■ **EXERCISE TASK**
Your reply should be one number: the count of lines holding the word "with".

■ **SUPPLIED DATA**
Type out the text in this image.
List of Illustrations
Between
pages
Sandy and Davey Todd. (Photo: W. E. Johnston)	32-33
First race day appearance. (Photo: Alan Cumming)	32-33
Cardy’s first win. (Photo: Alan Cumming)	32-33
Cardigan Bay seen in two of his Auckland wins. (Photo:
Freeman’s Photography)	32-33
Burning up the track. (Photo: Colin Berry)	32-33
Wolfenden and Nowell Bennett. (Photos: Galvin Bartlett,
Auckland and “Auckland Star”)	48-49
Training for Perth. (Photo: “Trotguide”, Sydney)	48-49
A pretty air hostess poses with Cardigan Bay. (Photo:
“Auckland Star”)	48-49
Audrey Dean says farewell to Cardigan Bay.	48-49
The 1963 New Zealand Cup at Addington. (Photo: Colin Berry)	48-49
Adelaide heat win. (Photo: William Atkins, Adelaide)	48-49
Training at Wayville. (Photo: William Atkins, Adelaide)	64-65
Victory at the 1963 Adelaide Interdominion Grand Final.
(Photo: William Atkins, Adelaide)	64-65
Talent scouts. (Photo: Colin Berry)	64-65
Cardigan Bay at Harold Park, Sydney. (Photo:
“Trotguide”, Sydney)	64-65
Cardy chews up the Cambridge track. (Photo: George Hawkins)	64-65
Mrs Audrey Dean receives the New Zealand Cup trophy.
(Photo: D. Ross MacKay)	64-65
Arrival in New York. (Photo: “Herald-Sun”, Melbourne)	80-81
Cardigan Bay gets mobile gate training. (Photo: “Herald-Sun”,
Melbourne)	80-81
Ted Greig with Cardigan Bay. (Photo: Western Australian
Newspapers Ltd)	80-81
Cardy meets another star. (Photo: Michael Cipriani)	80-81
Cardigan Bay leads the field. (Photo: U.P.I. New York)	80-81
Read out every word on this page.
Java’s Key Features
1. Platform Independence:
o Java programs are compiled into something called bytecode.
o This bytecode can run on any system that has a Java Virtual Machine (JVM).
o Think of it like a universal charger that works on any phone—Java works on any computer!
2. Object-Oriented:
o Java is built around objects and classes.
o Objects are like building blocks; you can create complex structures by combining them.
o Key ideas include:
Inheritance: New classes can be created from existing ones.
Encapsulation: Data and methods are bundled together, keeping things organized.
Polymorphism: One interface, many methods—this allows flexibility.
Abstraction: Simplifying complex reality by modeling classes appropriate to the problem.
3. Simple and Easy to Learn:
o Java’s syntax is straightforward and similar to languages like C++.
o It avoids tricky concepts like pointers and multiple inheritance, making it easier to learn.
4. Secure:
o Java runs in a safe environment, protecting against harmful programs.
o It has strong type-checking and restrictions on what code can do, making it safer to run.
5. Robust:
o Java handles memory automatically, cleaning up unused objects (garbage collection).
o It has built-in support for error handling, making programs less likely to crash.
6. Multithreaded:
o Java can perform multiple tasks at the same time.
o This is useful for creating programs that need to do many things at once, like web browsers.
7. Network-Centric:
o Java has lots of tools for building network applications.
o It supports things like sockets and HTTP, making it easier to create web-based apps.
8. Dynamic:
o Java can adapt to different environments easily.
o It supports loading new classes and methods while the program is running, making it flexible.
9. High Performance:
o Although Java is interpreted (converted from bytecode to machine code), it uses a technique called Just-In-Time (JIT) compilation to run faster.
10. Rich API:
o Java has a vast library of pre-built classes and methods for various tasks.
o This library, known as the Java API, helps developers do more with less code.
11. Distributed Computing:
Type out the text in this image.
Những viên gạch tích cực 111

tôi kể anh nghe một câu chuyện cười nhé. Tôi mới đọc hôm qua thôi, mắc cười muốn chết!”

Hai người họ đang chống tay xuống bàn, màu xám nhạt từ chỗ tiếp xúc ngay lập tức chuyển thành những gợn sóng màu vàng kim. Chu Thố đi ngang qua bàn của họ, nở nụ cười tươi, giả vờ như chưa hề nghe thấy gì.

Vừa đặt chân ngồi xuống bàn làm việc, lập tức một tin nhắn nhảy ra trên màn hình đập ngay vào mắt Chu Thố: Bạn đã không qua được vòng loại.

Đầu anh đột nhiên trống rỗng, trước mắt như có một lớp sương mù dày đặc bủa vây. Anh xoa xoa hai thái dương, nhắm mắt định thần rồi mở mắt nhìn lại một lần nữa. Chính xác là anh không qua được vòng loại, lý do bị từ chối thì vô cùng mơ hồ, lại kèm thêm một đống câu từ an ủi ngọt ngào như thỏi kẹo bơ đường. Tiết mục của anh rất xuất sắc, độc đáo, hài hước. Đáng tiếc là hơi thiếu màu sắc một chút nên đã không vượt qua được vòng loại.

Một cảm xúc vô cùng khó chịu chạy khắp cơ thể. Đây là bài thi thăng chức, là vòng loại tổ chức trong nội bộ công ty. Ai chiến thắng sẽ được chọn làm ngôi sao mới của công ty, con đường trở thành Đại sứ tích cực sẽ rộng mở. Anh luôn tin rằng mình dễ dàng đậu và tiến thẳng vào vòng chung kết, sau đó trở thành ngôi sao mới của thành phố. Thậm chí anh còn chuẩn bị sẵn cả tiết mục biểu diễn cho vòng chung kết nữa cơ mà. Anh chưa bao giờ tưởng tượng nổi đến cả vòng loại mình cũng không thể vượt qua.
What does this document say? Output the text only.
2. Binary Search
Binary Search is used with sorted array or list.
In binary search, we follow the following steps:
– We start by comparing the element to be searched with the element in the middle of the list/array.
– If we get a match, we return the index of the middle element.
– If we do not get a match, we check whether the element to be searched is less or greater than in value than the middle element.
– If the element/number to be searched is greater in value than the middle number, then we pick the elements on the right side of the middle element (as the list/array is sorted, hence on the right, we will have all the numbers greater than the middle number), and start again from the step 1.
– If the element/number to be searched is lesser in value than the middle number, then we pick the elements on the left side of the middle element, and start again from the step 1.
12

■ **WRITTEN RESPONSE**
5